— Begin —

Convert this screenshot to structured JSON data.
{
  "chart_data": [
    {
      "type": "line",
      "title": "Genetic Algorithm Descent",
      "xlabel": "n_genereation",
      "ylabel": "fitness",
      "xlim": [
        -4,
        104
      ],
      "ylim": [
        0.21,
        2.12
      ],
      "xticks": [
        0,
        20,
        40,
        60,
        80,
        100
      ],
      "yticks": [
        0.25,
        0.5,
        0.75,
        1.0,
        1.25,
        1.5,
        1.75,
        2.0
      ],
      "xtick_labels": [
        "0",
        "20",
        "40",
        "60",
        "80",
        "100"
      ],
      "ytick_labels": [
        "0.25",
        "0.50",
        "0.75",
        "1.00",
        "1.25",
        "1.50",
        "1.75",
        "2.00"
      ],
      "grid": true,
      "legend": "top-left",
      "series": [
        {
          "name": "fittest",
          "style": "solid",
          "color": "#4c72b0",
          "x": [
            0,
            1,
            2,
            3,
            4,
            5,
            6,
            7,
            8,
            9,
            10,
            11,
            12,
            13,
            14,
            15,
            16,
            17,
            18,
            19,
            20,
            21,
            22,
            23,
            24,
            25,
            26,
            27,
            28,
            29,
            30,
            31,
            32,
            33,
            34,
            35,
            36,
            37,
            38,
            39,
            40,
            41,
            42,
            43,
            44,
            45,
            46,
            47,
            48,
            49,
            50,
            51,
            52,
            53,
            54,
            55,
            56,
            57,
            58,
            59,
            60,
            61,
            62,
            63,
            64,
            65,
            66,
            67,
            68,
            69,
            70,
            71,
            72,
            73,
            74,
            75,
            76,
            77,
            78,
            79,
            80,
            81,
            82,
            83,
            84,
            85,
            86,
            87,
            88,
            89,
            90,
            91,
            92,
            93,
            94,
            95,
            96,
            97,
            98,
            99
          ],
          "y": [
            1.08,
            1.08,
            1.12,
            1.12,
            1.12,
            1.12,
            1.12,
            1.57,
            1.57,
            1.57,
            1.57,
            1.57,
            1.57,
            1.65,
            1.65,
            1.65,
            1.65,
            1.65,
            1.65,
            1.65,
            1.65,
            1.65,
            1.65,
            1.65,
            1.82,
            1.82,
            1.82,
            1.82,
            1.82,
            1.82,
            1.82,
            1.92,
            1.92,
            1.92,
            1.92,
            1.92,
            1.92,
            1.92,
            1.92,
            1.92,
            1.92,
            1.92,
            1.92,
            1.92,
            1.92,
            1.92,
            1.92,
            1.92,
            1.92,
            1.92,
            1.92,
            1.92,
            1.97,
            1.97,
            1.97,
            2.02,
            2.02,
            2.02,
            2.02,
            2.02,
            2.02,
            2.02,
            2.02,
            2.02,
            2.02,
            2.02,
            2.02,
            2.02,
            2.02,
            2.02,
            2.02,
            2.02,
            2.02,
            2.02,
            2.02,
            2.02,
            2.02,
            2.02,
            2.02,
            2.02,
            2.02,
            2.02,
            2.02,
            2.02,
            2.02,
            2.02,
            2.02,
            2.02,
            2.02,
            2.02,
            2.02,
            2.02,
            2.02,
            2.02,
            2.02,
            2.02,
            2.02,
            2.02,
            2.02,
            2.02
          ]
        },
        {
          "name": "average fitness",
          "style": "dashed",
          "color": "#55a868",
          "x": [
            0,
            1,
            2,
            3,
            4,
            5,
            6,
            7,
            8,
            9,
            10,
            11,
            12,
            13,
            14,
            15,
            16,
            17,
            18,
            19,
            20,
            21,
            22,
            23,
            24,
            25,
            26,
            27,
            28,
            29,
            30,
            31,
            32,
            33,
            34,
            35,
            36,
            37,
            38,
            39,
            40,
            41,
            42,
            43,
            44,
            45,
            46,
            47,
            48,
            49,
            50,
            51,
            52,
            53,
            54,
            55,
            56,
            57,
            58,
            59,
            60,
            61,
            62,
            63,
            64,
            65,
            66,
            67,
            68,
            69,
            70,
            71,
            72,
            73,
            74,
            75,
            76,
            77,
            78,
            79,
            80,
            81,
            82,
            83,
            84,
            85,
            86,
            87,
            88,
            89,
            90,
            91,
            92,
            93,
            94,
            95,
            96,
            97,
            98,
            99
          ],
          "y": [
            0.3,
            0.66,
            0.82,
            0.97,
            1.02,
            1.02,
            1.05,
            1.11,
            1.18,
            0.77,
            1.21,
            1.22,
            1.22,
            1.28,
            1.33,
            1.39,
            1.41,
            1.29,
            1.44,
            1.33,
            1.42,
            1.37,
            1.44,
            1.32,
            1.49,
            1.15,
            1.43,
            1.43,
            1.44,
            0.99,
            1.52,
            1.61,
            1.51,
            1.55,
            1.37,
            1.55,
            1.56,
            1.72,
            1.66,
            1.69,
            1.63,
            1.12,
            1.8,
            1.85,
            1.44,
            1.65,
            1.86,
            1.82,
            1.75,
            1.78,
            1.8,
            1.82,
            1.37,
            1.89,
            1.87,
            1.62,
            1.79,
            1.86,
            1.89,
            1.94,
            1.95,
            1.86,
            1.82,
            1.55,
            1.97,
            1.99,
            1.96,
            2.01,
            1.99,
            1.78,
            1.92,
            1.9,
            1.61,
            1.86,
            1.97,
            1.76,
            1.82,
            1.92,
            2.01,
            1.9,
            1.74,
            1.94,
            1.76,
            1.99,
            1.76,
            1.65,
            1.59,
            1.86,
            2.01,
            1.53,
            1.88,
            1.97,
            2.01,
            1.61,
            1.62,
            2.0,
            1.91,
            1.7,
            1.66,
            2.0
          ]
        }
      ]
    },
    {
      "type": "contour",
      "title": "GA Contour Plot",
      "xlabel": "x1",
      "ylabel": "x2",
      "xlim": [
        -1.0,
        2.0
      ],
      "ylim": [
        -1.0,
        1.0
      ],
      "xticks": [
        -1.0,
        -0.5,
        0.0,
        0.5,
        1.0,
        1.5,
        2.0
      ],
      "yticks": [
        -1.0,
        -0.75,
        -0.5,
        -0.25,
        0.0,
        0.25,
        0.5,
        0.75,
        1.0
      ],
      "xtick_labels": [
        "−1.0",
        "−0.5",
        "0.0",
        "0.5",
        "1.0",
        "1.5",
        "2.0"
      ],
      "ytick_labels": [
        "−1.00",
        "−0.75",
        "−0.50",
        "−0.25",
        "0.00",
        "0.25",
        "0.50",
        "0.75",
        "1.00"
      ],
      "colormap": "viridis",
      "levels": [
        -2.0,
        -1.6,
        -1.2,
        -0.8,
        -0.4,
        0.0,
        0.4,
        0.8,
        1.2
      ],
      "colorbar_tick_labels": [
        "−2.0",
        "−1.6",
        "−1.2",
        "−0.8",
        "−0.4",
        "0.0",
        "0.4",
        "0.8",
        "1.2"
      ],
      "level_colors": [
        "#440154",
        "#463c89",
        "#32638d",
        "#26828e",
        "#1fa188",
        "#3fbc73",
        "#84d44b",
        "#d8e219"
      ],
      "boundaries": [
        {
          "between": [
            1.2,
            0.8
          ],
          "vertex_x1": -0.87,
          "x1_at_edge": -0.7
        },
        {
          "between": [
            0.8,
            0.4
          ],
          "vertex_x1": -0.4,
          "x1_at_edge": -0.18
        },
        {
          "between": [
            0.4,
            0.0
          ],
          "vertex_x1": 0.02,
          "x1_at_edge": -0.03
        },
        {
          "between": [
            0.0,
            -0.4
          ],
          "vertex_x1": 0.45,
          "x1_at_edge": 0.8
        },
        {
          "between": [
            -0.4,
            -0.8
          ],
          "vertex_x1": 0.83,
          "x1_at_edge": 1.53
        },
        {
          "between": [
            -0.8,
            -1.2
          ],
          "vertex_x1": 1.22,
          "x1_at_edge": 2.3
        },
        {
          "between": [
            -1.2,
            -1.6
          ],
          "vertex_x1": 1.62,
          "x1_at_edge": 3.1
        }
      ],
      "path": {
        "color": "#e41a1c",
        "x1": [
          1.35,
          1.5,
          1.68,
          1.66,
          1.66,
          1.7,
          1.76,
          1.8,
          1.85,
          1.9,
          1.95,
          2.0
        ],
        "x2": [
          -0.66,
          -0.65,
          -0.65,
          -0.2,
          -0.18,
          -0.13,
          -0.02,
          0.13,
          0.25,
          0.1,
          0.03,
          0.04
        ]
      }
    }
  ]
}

— End —

Working from the entries above, return all lines that contain "fitness".

      "ylabel": "fitness",
          "name": "average fitness",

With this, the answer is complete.